Problem details: State the number of lines in the material below that have "here" in them, without any other text.

Data for this task:
--------------------------------------------------
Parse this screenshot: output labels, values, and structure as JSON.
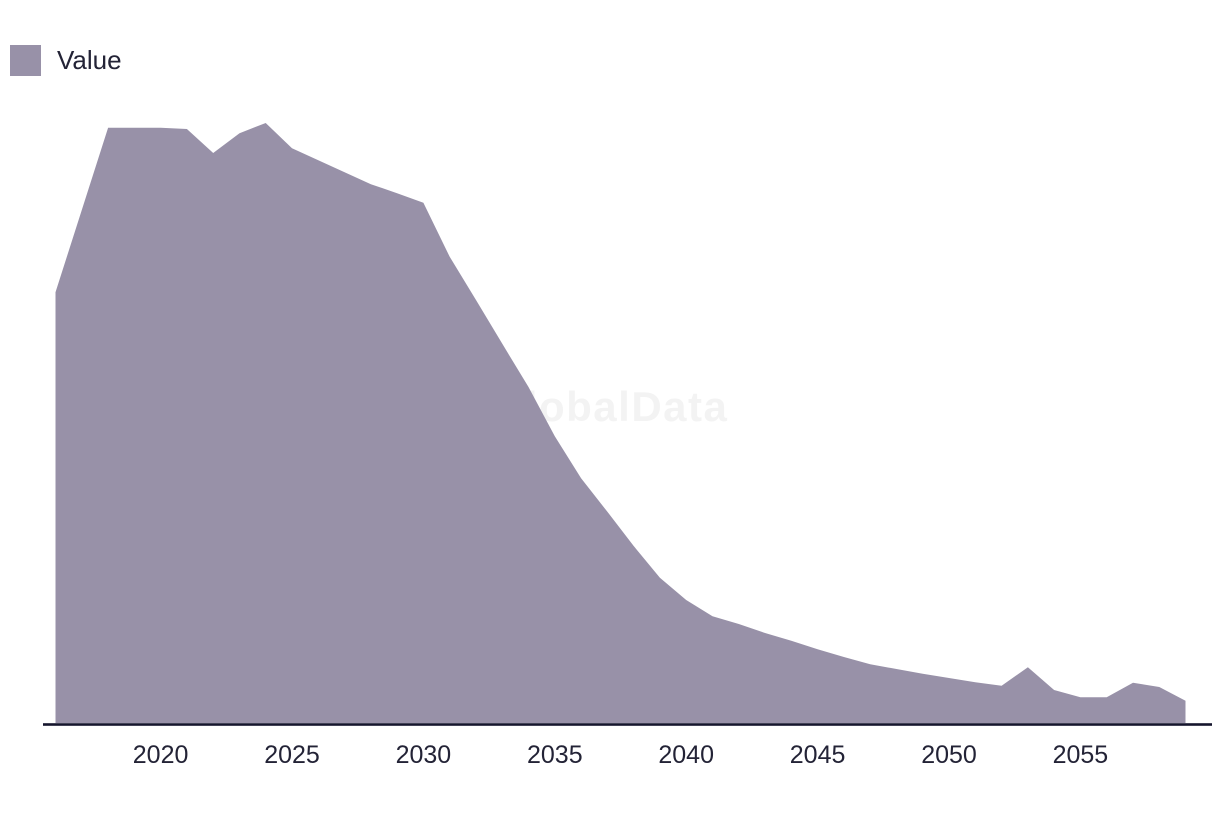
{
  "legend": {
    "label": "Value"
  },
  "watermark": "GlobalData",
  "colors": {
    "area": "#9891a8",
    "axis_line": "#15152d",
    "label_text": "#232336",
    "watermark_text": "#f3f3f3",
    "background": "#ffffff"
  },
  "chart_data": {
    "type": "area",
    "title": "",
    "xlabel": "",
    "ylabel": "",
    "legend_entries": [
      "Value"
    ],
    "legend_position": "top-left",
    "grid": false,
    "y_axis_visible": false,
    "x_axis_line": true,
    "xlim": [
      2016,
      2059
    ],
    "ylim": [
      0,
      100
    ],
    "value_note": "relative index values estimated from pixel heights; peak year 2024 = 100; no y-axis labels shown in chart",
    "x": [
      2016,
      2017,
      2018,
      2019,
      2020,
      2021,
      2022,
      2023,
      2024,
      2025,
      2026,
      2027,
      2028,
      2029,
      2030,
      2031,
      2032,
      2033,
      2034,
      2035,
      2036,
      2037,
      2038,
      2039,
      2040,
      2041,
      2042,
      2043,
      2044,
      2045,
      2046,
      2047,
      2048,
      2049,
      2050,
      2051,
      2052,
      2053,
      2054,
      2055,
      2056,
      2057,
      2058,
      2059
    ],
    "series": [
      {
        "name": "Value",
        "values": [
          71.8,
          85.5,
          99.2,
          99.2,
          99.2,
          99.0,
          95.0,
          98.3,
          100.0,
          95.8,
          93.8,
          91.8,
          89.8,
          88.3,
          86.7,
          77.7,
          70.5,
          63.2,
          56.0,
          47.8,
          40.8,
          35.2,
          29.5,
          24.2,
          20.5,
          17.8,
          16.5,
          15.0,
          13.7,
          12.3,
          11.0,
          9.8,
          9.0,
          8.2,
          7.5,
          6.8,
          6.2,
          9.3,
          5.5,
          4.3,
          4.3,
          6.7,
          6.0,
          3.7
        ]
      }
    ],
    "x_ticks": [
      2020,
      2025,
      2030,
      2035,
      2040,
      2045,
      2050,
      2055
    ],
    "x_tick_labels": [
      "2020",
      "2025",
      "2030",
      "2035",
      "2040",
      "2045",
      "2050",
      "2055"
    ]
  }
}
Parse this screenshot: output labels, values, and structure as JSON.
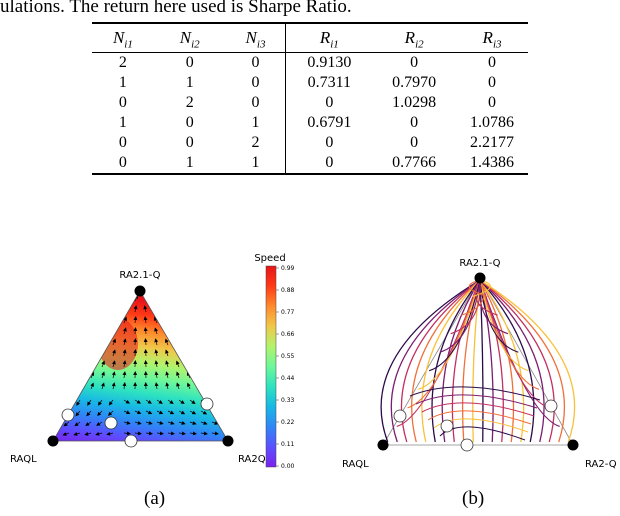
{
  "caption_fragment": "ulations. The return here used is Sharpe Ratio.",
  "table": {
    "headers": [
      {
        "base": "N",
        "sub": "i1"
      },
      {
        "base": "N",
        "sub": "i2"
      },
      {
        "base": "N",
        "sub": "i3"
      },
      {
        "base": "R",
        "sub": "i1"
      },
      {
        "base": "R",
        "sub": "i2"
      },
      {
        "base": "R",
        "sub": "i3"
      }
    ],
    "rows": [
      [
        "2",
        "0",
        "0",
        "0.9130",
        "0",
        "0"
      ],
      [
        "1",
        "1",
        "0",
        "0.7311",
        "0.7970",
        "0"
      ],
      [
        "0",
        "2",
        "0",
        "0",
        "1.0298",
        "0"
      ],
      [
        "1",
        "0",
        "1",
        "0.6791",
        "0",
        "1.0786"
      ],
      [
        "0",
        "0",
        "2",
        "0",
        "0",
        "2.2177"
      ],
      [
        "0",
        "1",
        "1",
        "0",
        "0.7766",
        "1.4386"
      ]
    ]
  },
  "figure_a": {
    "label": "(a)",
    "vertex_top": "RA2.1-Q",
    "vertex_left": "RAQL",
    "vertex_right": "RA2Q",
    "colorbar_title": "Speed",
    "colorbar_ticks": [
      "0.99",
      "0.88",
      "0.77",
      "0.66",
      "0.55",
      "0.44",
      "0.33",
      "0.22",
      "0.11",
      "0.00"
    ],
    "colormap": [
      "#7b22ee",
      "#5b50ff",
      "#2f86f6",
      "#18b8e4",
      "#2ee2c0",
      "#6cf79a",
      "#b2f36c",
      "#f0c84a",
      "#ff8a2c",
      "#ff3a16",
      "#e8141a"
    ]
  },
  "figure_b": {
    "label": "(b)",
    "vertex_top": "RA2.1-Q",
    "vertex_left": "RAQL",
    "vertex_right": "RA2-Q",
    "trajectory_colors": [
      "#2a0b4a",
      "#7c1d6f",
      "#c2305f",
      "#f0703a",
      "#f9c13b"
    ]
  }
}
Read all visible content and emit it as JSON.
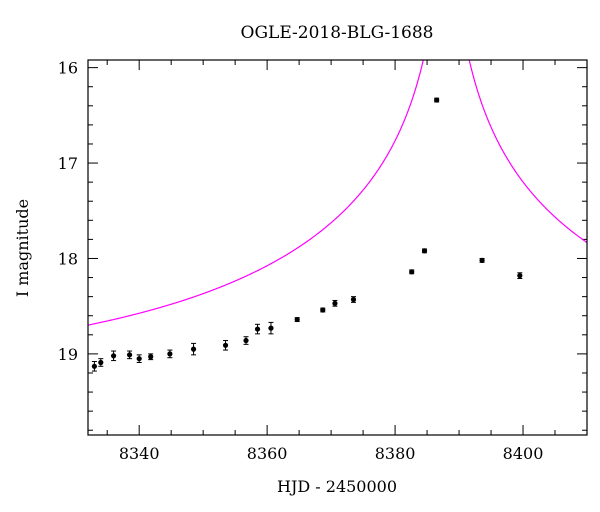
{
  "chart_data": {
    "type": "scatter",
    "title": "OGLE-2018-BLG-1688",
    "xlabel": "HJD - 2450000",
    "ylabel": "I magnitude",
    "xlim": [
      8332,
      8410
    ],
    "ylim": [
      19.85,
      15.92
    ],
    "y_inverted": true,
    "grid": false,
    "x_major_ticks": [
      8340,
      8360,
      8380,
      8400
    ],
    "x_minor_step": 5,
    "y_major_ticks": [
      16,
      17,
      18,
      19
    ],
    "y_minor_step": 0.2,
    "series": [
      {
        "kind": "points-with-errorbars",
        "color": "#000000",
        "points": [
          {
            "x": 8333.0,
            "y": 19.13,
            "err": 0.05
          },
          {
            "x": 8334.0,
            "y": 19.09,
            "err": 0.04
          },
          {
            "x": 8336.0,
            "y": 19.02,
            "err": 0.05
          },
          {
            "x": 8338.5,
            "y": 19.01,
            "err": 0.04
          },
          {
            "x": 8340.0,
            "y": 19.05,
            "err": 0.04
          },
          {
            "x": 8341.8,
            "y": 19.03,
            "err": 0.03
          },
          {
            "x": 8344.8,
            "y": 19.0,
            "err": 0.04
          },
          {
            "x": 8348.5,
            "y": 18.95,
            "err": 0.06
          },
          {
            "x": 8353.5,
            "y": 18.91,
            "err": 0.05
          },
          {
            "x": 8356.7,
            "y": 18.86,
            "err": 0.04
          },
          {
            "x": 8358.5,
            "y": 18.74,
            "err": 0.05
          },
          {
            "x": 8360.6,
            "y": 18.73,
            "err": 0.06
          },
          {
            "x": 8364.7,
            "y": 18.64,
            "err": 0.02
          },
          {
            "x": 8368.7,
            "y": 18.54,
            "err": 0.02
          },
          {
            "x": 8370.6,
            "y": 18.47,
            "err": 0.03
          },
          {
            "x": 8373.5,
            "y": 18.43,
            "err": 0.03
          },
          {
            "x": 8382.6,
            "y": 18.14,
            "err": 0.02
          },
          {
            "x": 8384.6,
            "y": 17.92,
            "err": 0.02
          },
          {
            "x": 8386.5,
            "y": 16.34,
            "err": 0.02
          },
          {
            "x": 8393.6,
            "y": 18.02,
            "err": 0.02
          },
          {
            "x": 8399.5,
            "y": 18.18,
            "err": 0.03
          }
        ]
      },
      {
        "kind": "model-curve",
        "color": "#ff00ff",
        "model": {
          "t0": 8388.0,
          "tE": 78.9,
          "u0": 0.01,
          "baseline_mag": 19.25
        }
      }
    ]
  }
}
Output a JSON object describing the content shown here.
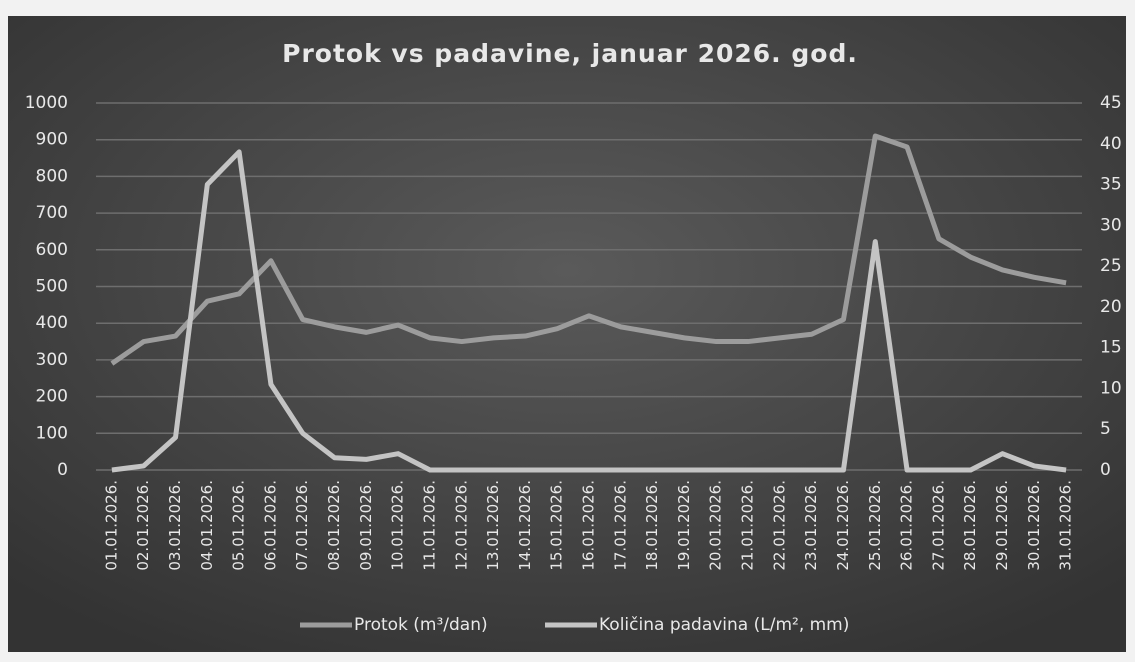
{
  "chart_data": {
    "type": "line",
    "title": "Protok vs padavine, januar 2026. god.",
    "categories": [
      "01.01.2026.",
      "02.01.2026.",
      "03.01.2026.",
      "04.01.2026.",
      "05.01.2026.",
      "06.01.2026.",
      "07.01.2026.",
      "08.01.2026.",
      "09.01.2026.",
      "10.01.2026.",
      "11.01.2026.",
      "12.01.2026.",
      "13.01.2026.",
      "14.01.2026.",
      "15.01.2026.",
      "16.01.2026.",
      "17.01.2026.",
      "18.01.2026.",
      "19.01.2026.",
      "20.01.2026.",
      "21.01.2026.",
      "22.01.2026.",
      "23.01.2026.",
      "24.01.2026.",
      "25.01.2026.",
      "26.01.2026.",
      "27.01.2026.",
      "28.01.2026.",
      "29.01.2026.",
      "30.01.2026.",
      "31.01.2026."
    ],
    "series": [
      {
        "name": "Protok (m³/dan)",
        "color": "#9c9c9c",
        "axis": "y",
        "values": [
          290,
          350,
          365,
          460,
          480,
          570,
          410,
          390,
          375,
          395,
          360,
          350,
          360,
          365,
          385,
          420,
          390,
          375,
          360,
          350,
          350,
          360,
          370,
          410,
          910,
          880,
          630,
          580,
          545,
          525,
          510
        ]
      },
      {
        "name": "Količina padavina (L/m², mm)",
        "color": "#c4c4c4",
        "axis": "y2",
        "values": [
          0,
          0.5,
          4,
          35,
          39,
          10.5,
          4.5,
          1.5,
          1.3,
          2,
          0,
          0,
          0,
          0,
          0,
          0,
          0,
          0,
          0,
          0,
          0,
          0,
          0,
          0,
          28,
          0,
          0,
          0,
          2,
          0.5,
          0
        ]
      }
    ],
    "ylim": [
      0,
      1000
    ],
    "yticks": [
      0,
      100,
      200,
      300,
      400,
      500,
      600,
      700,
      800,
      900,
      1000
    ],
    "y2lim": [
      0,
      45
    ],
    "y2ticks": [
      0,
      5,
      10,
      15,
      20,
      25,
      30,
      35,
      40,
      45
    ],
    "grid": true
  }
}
--------------------------------------------------
Worked answer: 2